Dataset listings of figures
================================

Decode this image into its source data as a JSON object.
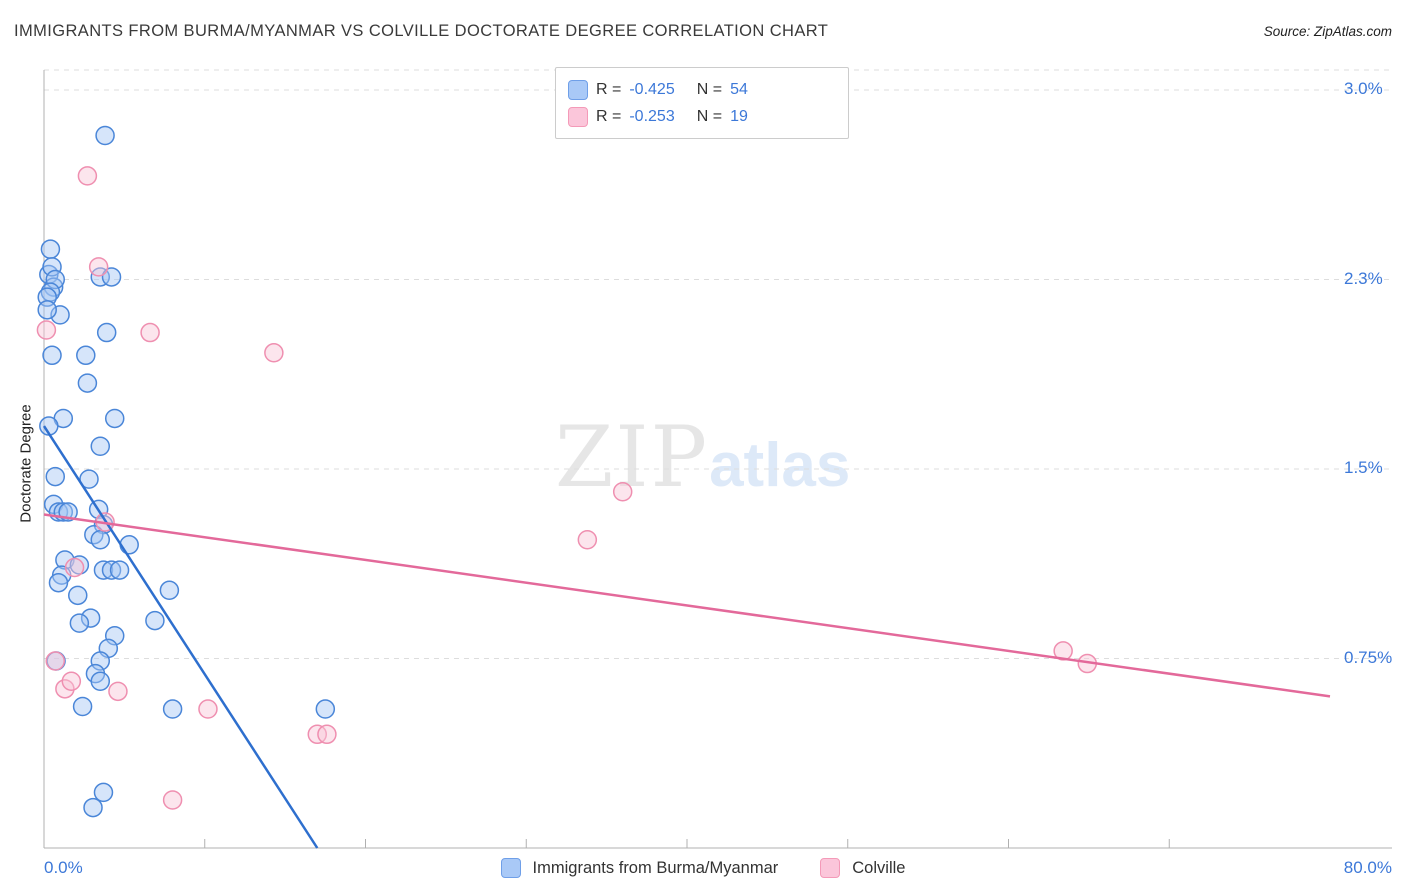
{
  "header": {
    "title": "IMMIGRANTS FROM BURMA/MYANMAR VS COLVILLE DOCTORATE DEGREE CORRELATION CHART",
    "source": "Source: ZipAtlas.com"
  },
  "legend_box": {
    "series": [
      {
        "r_label": "R =",
        "r_value": "-0.425",
        "n_label": "N =",
        "n_value": "54"
      },
      {
        "r_label": "R =",
        "r_value": "-0.253",
        "n_label": "N =",
        "n_value": "19"
      }
    ]
  },
  "watermark": {
    "zip": "ZIP",
    "atlas": "atlas"
  },
  "axes": {
    "y_title": "Doctorate Degree"
  },
  "bottom_legend": {
    "items": [
      {
        "label": "Immigrants from Burma/Myanmar"
      },
      {
        "label": "Colville"
      }
    ]
  },
  "chart_data": {
    "type": "scatter",
    "title": "Immigrants from Burma/Myanmar vs Colville Doctorate Degree Correlation",
    "xlabel": "Immigrants from Burma/Myanmar (%)",
    "ylabel": "Doctorate Degree",
    "xlim": [
      0,
      80
    ],
    "ylim": [
      0,
      3.05
    ],
    "grid": true,
    "x_ticks": [
      {
        "value": 0,
        "label": "0.0%"
      },
      {
        "value": 80,
        "label": "80.0%"
      }
    ],
    "y_ticks": [
      {
        "value": 0.75,
        "label": "0.75%"
      },
      {
        "value": 1.5,
        "label": "1.5%"
      },
      {
        "value": 2.25,
        "label": "2.3%"
      },
      {
        "value": 3.0,
        "label": "3.0%"
      }
    ],
    "series": [
      {
        "name": "Immigrants from Burma/Myanmar",
        "r": -0.425,
        "n": 54,
        "fill_color": "#a4c6f4",
        "stroke_color": "#4a86d8",
        "trend_color": "#2e6fce",
        "trend": {
          "x1": 0,
          "y1": 1.67,
          "x2": 17.0,
          "y2": 0.0
        },
        "points": [
          [
            0.4,
            2.37
          ],
          [
            3.8,
            2.82
          ],
          [
            0.3,
            2.27
          ],
          [
            0.5,
            2.3
          ],
          [
            0.6,
            2.22
          ],
          [
            0.7,
            2.25
          ],
          [
            0.4,
            2.2
          ],
          [
            0.2,
            2.18
          ],
          [
            3.5,
            2.26
          ],
          [
            4.2,
            2.26
          ],
          [
            1.0,
            2.11
          ],
          [
            3.9,
            2.04
          ],
          [
            0.2,
            2.13
          ],
          [
            0.5,
            1.95
          ],
          [
            2.6,
            1.95
          ],
          [
            2.7,
            1.84
          ],
          [
            1.2,
            1.7
          ],
          [
            4.4,
            1.7
          ],
          [
            0.3,
            1.67
          ],
          [
            3.5,
            1.59
          ],
          [
            0.7,
            1.47
          ],
          [
            2.8,
            1.46
          ],
          [
            0.6,
            1.36
          ],
          [
            0.9,
            1.33
          ],
          [
            1.2,
            1.33
          ],
          [
            1.5,
            1.33
          ],
          [
            3.4,
            1.34
          ],
          [
            3.7,
            1.28
          ],
          [
            3.1,
            1.24
          ],
          [
            3.5,
            1.22
          ],
          [
            5.3,
            1.2
          ],
          [
            1.3,
            1.14
          ],
          [
            2.2,
            1.12
          ],
          [
            1.1,
            1.08
          ],
          [
            0.9,
            1.05
          ],
          [
            3.7,
            1.1
          ],
          [
            4.2,
            1.1
          ],
          [
            4.7,
            1.1
          ],
          [
            2.1,
            1.0
          ],
          [
            7.8,
            1.02
          ],
          [
            2.9,
            0.91
          ],
          [
            2.2,
            0.89
          ],
          [
            6.9,
            0.9
          ],
          [
            4.4,
            0.84
          ],
          [
            4.0,
            0.79
          ],
          [
            3.5,
            0.74
          ],
          [
            0.75,
            0.74
          ],
          [
            3.2,
            0.69
          ],
          [
            3.5,
            0.66
          ],
          [
            2.4,
            0.56
          ],
          [
            8.0,
            0.55
          ],
          [
            17.5,
            0.55
          ],
          [
            3.7,
            0.22
          ],
          [
            3.05,
            0.16
          ]
        ]
      },
      {
        "name": "Colville",
        "r": -0.253,
        "n": 19,
        "fill_color": "#f9c6d8",
        "stroke_color": "#ef8fb0",
        "trend_color": "#e3699a",
        "trend": {
          "x1": 0,
          "y1": 1.32,
          "x2": 80,
          "y2": 0.6
        },
        "points": [
          [
            2.7,
            2.66
          ],
          [
            3.4,
            2.3
          ],
          [
            0.15,
            2.05
          ],
          [
            6.6,
            2.04
          ],
          [
            14.3,
            1.96
          ],
          [
            36.0,
            1.41
          ],
          [
            33.8,
            1.22
          ],
          [
            3.8,
            1.29
          ],
          [
            1.9,
            1.11
          ],
          [
            0.7,
            0.74
          ],
          [
            1.3,
            0.63
          ],
          [
            1.7,
            0.66
          ],
          [
            4.6,
            0.62
          ],
          [
            10.2,
            0.55
          ],
          [
            17.0,
            0.45
          ],
          [
            17.6,
            0.45
          ],
          [
            63.4,
            0.78
          ],
          [
            64.9,
            0.73
          ],
          [
            8.0,
            0.19
          ]
        ]
      }
    ]
  }
}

================================

Description of the task: Send back the data above word for word, with the pictures left out.

Complete output:
Decode this image into its source data as a JSON object.
{
  "header": {
    "title": "IMMIGRANTS FROM BURMA/MYANMAR VS COLVILLE DOCTORATE DEGREE CORRELATION CHART",
    "source": "Source: ZipAtlas.com"
  },
  "legend_box": {
    "series": [
      {
        "r_label": "R =",
        "r_value": "-0.425",
        "n_label": "N =",
        "n_value": "54"
      },
      {
        "r_label": "R =",
        "r_value": "-0.253",
        "n_label": "N =",
        "n_value": "19"
      }
    ]
  },
  "watermark": {
    "zip": "ZIP",
    "atlas": "atlas"
  },
  "axes": {
    "y_title": "Doctorate Degree"
  },
  "bottom_legend": {
    "items": [
      {
        "label": "Immigrants from Burma/Myanmar"
      },
      {
        "label": "Colville"
      }
    ]
  },
  "chart_data": {
    "type": "scatter",
    "title": "Immigrants from Burma/Myanmar vs Colville Doctorate Degree Correlation",
    "xlabel": "Immigrants from Burma/Myanmar (%)",
    "ylabel": "Doctorate Degree",
    "xlim": [
      0,
      80
    ],
    "ylim": [
      0,
      3.05
    ],
    "grid": true,
    "x_ticks": [
      {
        "value": 0,
        "label": "0.0%"
      },
      {
        "value": 80,
        "label": "80.0%"
      }
    ],
    "y_ticks": [
      {
        "value": 0.75,
        "label": "0.75%"
      },
      {
        "value": 1.5,
        "label": "1.5%"
      },
      {
        "value": 2.25,
        "label": "2.3%"
      },
      {
        "value": 3.0,
        "label": "3.0%"
      }
    ],
    "series": [
      {
        "name": "Immigrants from Burma/Myanmar",
        "r": -0.425,
        "n": 54,
        "fill_color": "#a4c6f4",
        "stroke_color": "#4a86d8",
        "trend_color": "#2e6fce",
        "trend": {
          "x1": 0,
          "y1": 1.67,
          "x2": 17.0,
          "y2": 0.0
        },
        "points": [
          [
            0.4,
            2.37
          ],
          [
            3.8,
            2.82
          ],
          [
            0.3,
            2.27
          ],
          [
            0.5,
            2.3
          ],
          [
            0.6,
            2.22
          ],
          [
            0.7,
            2.25
          ],
          [
            0.4,
            2.2
          ],
          [
            0.2,
            2.18
          ],
          [
            3.5,
            2.26
          ],
          [
            4.2,
            2.26
          ],
          [
            1.0,
            2.11
          ],
          [
            3.9,
            2.04
          ],
          [
            0.2,
            2.13
          ],
          [
            0.5,
            1.95
          ],
          [
            2.6,
            1.95
          ],
          [
            2.7,
            1.84
          ],
          [
            1.2,
            1.7
          ],
          [
            4.4,
            1.7
          ],
          [
            0.3,
            1.67
          ],
          [
            3.5,
            1.59
          ],
          [
            0.7,
            1.47
          ],
          [
            2.8,
            1.46
          ],
          [
            0.6,
            1.36
          ],
          [
            0.9,
            1.33
          ],
          [
            1.2,
            1.33
          ],
          [
            1.5,
            1.33
          ],
          [
            3.4,
            1.34
          ],
          [
            3.7,
            1.28
          ],
          [
            3.1,
            1.24
          ],
          [
            3.5,
            1.22
          ],
          [
            5.3,
            1.2
          ],
          [
            1.3,
            1.14
          ],
          [
            2.2,
            1.12
          ],
          [
            1.1,
            1.08
          ],
          [
            0.9,
            1.05
          ],
          [
            3.7,
            1.1
          ],
          [
            4.2,
            1.1
          ],
          [
            4.7,
            1.1
          ],
          [
            2.1,
            1.0
          ],
          [
            7.8,
            1.02
          ],
          [
            2.9,
            0.91
          ],
          [
            2.2,
            0.89
          ],
          [
            6.9,
            0.9
          ],
          [
            4.4,
            0.84
          ],
          [
            4.0,
            0.79
          ],
          [
            3.5,
            0.74
          ],
          [
            0.75,
            0.74
          ],
          [
            3.2,
            0.69
          ],
          [
            3.5,
            0.66
          ],
          [
            2.4,
            0.56
          ],
          [
            8.0,
            0.55
          ],
          [
            17.5,
            0.55
          ],
          [
            3.7,
            0.22
          ],
          [
            3.05,
            0.16
          ]
        ]
      },
      {
        "name": "Colville",
        "r": -0.253,
        "n": 19,
        "fill_color": "#f9c6d8",
        "stroke_color": "#ef8fb0",
        "trend_color": "#e3699a",
        "trend": {
          "x1": 0,
          "y1": 1.32,
          "x2": 80,
          "y2": 0.6
        },
        "points": [
          [
            2.7,
            2.66
          ],
          [
            3.4,
            2.3
          ],
          [
            0.15,
            2.05
          ],
          [
            6.6,
            2.04
          ],
          [
            14.3,
            1.96
          ],
          [
            36.0,
            1.41
          ],
          [
            33.8,
            1.22
          ],
          [
            3.8,
            1.29
          ],
          [
            1.9,
            1.11
          ],
          [
            0.7,
            0.74
          ],
          [
            1.3,
            0.63
          ],
          [
            1.7,
            0.66
          ],
          [
            4.6,
            0.62
          ],
          [
            10.2,
            0.55
          ],
          [
            17.0,
            0.45
          ],
          [
            17.6,
            0.45
          ],
          [
            63.4,
            0.78
          ],
          [
            64.9,
            0.73
          ],
          [
            8.0,
            0.19
          ]
        ]
      }
    ]
  }
}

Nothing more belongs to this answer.